Only the number is wanted: tally the lines below that contain the word "skal".
═══ Records for processing ═══
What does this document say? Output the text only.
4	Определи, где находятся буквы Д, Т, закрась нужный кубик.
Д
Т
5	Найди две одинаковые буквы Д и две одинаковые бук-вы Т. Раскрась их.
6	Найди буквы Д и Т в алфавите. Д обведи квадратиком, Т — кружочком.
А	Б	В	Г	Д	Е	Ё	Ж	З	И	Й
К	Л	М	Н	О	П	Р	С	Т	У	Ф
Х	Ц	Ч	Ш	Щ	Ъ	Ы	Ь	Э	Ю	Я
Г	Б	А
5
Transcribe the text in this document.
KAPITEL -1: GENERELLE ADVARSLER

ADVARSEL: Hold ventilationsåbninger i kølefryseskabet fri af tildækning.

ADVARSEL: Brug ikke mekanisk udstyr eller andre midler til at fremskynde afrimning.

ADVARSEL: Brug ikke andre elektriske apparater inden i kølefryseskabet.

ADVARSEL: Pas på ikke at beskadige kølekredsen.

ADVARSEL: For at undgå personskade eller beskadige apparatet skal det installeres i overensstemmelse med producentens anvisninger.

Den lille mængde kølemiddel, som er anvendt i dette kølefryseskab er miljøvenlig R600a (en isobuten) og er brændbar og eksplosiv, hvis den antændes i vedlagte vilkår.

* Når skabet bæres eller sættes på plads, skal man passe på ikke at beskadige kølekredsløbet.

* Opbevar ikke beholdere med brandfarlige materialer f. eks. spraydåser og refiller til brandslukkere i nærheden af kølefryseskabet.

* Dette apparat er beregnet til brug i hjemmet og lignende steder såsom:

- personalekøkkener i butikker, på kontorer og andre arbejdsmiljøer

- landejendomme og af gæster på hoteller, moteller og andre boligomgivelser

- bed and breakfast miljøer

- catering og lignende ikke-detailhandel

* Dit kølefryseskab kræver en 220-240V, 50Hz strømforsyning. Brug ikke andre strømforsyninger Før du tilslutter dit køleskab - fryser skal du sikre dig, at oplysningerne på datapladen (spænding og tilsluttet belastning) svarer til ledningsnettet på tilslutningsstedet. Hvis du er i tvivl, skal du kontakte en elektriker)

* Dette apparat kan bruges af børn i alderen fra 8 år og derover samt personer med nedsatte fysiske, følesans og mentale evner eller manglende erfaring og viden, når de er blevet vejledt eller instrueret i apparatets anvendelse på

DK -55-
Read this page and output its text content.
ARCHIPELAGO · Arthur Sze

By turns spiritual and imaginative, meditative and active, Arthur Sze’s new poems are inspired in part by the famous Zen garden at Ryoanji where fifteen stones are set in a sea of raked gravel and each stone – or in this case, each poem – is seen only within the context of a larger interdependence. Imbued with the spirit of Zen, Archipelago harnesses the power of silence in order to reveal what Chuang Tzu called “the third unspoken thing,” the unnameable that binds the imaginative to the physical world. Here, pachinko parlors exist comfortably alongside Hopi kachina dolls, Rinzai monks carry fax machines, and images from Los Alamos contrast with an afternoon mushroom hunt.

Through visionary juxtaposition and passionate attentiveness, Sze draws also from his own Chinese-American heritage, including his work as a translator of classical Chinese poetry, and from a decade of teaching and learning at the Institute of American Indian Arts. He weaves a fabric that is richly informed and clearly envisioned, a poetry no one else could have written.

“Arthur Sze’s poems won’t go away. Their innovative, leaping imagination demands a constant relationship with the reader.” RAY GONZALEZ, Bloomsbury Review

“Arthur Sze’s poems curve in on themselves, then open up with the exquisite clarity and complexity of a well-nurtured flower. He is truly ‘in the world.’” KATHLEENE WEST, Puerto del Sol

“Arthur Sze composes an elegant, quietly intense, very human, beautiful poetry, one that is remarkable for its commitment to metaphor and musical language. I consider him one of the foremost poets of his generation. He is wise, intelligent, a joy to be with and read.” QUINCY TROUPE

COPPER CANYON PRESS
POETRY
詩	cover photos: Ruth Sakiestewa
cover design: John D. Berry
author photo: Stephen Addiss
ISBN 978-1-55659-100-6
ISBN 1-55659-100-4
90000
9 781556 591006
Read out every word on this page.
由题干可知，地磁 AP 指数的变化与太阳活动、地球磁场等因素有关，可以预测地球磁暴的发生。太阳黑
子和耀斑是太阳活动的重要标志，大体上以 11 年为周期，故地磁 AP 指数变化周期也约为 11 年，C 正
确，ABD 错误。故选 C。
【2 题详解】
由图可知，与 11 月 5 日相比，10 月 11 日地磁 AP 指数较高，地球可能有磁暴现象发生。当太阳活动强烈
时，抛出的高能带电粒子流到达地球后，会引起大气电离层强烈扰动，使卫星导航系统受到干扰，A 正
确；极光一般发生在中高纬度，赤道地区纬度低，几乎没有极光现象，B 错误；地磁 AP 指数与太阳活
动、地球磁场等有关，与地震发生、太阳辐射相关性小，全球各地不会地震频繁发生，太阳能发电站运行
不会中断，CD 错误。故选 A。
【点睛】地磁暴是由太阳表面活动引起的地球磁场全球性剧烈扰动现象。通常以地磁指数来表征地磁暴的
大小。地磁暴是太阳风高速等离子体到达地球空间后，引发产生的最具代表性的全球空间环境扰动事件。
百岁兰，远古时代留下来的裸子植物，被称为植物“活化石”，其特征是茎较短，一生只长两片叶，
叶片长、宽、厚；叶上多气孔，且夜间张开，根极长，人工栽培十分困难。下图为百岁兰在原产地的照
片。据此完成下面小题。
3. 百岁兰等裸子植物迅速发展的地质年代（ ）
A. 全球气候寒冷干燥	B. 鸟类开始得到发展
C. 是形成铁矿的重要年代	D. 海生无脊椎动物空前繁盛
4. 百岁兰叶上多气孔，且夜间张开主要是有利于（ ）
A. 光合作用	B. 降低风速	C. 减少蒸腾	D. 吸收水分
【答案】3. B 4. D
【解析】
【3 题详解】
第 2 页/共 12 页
═══
• [Answer in full]
3